Exactly reproduce each record listed below.

+++ Available records +++

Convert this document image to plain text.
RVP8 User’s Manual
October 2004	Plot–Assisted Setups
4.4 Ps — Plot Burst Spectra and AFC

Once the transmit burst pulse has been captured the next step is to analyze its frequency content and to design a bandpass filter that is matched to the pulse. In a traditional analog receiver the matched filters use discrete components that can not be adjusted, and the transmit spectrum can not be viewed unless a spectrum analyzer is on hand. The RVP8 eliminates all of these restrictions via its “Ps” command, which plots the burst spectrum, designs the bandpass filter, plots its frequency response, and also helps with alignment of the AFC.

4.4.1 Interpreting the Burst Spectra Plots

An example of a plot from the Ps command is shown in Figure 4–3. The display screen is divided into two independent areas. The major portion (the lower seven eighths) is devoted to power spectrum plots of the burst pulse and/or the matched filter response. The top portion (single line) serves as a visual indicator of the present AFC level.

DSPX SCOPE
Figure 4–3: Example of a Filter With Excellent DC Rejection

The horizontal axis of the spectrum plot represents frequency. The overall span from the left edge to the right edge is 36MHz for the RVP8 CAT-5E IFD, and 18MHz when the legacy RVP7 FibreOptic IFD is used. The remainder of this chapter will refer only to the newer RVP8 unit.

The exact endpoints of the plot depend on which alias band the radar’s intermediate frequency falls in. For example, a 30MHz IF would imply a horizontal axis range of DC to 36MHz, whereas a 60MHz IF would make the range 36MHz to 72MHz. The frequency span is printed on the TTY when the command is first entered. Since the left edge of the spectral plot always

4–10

+++

**Result for this exercise**
Convert this document image to plain text.
RVP8 User’s Manual
October 2004	Plot–Assisted Setups
4.4 Ps — Plot Burst Spectra and AFC

Once the transmit burst pulse has been captured the next step is to analyze its frequency content and to design a bandpass filter that is matched to the pulse. In a traditional analog receiver the matched filters use discrete components that can not be adjusted, and the transmit spectrum can not be viewed unless a spectrum analyzer is on hand. The RVP8 eliminates all of these restrictions via its “Ps” command, which plots the burst spectrum, designs the bandpass filter, plots its frequency response, and also helps with alignment of the AFC.

4.4.1 Interpreting the Burst Spectra Plots

An example of a plot from the Ps command is shown in Figure 4–3. The display screen is divided into two independent areas. The major portion (the lower seven eighths) is devoted to power spectrum plots of the burst pulse and/or the matched filter response. The top portion (single line) serves as a visual indicator of the present AFC level.

DSPX SCOPE
Figure 4–3: Example of a Filter With Excellent DC Rejection

The horizontal axis of the spectrum plot represents frequency. The overall span from the left edge to the right edge is 36MHz for the RVP8 CAT-5E IFD, and 18MHz when the legacy RVP7 FibreOptic IFD is used. The remainder of this chapter will refer only to the newer RVP8 unit.

The exact endpoints of the plot depend on which alias band the radar’s intermediate frequency falls in. For example, a 30MHz IF would imply a horizontal axis range of DC to 36MHz, whereas a 60MHz IF would make the range 36MHz to 72MHz. The frequency span is printed on the TTY when the command is first entered. Since the left edge of the spectral plot always

4–10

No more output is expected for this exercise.